GIVEN TASK: Reproduce all the lines exactly as they stand, apart from the pictures.

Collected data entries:
※ ※ ※
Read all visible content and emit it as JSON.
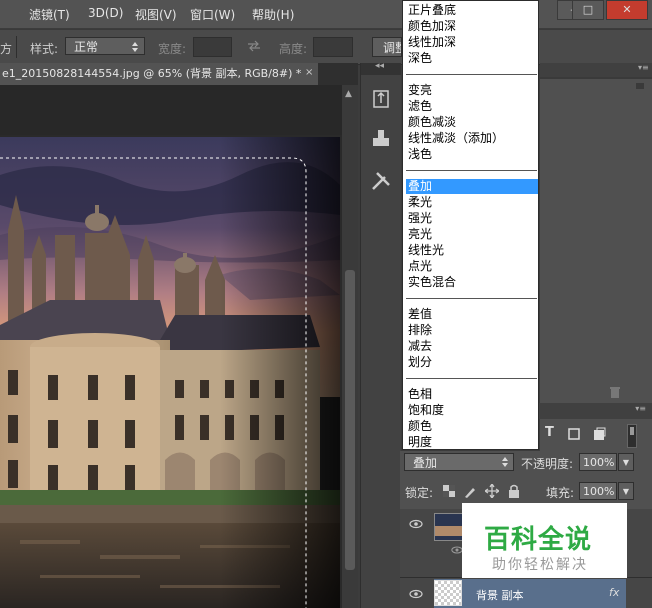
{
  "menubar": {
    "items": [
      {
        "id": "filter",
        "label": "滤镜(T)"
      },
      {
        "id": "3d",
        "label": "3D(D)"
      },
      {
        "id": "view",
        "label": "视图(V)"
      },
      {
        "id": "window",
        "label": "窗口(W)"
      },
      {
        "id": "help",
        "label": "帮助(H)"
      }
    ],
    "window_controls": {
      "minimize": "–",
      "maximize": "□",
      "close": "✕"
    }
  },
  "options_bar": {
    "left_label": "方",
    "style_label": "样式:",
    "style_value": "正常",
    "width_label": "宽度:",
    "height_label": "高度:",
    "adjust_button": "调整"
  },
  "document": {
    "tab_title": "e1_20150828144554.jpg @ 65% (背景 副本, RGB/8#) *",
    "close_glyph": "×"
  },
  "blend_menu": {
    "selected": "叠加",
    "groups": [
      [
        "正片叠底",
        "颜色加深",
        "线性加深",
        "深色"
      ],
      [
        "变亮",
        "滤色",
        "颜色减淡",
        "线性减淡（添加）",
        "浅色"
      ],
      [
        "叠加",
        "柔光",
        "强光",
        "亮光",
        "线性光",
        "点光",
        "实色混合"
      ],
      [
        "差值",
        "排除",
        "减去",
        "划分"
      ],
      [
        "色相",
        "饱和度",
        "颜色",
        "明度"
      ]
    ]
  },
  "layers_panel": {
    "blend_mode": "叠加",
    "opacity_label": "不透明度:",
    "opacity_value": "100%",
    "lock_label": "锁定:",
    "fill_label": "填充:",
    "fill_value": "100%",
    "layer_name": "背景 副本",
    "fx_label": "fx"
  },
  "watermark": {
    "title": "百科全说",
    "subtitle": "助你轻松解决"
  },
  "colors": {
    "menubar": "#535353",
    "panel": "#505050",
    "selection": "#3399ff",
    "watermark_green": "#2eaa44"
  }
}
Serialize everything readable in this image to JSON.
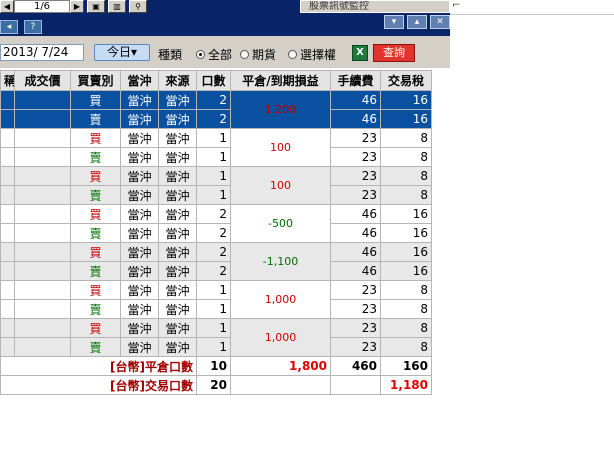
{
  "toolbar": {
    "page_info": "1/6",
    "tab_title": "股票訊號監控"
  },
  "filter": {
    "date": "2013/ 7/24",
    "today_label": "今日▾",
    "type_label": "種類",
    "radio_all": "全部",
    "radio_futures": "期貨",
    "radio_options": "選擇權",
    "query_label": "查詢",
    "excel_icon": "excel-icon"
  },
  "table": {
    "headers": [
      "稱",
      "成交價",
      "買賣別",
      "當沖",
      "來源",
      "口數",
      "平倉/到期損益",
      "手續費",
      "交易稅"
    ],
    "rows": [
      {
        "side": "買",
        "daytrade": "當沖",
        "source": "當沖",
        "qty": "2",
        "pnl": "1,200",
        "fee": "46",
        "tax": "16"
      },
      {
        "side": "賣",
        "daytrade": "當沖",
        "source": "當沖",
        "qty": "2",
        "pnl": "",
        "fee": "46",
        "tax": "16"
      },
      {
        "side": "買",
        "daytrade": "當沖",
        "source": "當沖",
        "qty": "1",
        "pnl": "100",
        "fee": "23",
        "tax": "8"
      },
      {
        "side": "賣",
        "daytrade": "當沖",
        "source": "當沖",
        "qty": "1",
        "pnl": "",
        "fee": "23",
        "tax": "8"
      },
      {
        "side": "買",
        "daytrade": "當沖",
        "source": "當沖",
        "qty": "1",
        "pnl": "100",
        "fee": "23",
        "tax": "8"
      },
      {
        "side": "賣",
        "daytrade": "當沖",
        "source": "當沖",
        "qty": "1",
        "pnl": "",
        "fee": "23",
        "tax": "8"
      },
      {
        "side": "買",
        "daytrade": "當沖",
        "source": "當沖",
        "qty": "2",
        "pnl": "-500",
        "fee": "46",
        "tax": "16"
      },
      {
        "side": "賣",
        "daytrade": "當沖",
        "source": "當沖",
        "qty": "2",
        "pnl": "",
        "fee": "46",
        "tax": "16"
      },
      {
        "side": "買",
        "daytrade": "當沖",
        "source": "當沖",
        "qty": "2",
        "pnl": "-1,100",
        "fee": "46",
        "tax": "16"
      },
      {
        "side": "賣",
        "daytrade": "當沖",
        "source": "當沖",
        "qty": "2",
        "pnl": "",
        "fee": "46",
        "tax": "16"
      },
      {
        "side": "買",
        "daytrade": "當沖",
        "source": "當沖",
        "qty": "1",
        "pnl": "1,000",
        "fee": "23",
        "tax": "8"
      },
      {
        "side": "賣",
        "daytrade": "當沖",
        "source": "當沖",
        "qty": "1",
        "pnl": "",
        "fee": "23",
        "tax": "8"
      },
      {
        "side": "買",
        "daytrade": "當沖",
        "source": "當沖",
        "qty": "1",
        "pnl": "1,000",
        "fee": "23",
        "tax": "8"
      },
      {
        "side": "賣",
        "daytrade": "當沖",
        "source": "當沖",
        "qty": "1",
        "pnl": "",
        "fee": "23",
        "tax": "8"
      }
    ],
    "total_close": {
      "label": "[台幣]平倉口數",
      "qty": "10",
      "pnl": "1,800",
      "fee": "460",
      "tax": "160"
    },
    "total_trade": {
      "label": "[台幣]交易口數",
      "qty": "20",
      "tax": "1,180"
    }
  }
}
※ ※ ※
RESPONSE TO THIS EXERCISE:
Read all visible content and emit it as JSON.
{
  "menubar": {
    "items": [
      {
        "id": "filter",
        "label": "滤镜(T)"
      },
      {
        "id": "3d",
        "label": "3D(D)"
      },
      {
        "id": "view",
        "label": "视图(V)"
      },
      {
        "id": "window",
        "label": "窗口(W)"
      },
      {
        "id": "help",
        "label": "帮助(H)"
      }
    ],
    "window_controls": {
      "minimize": "–",
      "maximize": "□",
      "close": "✕"
    }
  },
  "options_bar": {
    "left_label": "方",
    "style_label": "样式:",
    "style_value": "正常",
    "width_label": "宽度:",
    "height_label": "高度:",
    "adjust_button": "调整"
  },
  "document": {
    "tab_title": "e1_20150828144554.jpg @ 65% (背景 副本, RGB/8#) *",
    "close_glyph": "×"
  },
  "blend_menu": {
    "selected": "叠加",
    "groups": [
      [
        "正片叠底",
        "颜色加深",
        "线性加深",
        "深色"
      ],
      [
        "变亮",
        "滤色",
        "颜色减淡",
        "线性减淡（添加）",
        "浅色"
      ],
      [
        "叠加",
        "柔光",
        "强光",
        "亮光",
        "线性光",
        "点光",
        "实色混合"
      ],
      [
        "差值",
        "排除",
        "减去",
        "划分"
      ],
      [
        "色相",
        "饱和度",
        "颜色",
        "明度"
      ]
    ]
  },
  "layers_panel": {
    "blend_mode": "叠加",
    "opacity_label": "不透明度:",
    "opacity_value": "100%",
    "lock_label": "锁定:",
    "fill_label": "填充:",
    "fill_value": "100%",
    "layer_name": "背景 副本",
    "fx_label": "fx"
  },
  "watermark": {
    "title": "百科全说",
    "subtitle": "助你轻松解决"
  },
  "colors": {
    "menubar": "#535353",
    "panel": "#505050",
    "selection": "#3399ff",
    "watermark_green": "#2eaa44"
  }
}
Serialize everything readable in this image to JSON.
{
  "toolbar": {
    "page_info": "1/6",
    "tab_title": "股票訊號監控"
  },
  "filter": {
    "date": "2013/ 7/24",
    "today_label": "今日▾",
    "type_label": "種類",
    "radio_all": "全部",
    "radio_futures": "期貨",
    "radio_options": "選擇權",
    "query_label": "查詢",
    "excel_icon": "excel-icon"
  },
  "table": {
    "headers": [
      "稱",
      "成交價",
      "買賣別",
      "當沖",
      "來源",
      "口數",
      "平倉/到期損益",
      "手續費",
      "交易稅"
    ],
    "rows": [
      {
        "side": "買",
        "daytrade": "當沖",
        "source": "當沖",
        "qty": "2",
        "pnl": "1,200",
        "fee": "46",
        "tax": "16"
      },
      {
        "side": "賣",
        "daytrade": "當沖",
        "source": "當沖",
        "qty": "2",
        "pnl": "",
        "fee": "46",
        "tax": "16"
      },
      {
        "side": "買",
        "daytrade": "當沖",
        "source": "當沖",
        "qty": "1",
        "pnl": "100",
        "fee": "23",
        "tax": "8"
      },
      {
        "side": "賣",
        "daytrade": "當沖",
        "source": "當沖",
        "qty": "1",
        "pnl": "",
        "fee": "23",
        "tax": "8"
      },
      {
        "side": "買",
        "daytrade": "當沖",
        "source": "當沖",
        "qty": "1",
        "pnl": "100",
        "fee": "23",
        "tax": "8"
      },
      {
        "side": "賣",
        "daytrade": "當沖",
        "source": "當沖",
        "qty": "1",
        "pnl": "",
        "fee": "23",
        "tax": "8"
      },
      {
        "side": "買",
        "daytrade": "當沖",
        "source": "當沖",
        "qty": "2",
        "pnl": "-500",
        "fee": "46",
        "tax": "16"
      },
      {
        "side": "賣",
        "daytrade": "當沖",
        "source": "當沖",
        "qty": "2",
        "pnl": "",
        "fee": "46",
        "tax": "16"
      },
      {
        "side": "買",
        "daytrade": "當沖",
        "source": "當沖",
        "qty": "2",
        "pnl": "-1,100",
        "fee": "46",
        "tax": "16"
      },
      {
        "side": "賣",
        "daytrade": "當沖",
        "source": "當沖",
        "qty": "2",
        "pnl": "",
        "fee": "46",
        "tax": "16"
      },
      {
        "side": "買",
        "daytrade": "當沖",
        "source": "當沖",
        "qty": "1",
        "pnl": "1,000",
        "fee": "23",
        "tax": "8"
      },
      {
        "side": "賣",
        "daytrade": "當沖",
        "source": "當沖",
        "qty": "1",
        "pnl": "",
        "fee": "23",
        "tax": "8"
      },
      {
        "side": "買",
        "daytrade": "當沖",
        "source": "當沖",
        "qty": "1",
        "pnl": "1,000",
        "fee": "23",
        "tax": "8"
      },
      {
        "side": "賣",
        "daytrade": "當沖",
        "source": "當沖",
        "qty": "1",
        "pnl": "",
        "fee": "23",
        "tax": "8"
      }
    ],
    "total_close": {
      "label": "[台幣]平倉口數",
      "qty": "10",
      "pnl": "1,800",
      "fee": "460",
      "tax": "160"
    },
    "total_trade": {
      "label": "[台幣]交易口數",
      "qty": "20",
      "tax": "1,180"
    }
  }
}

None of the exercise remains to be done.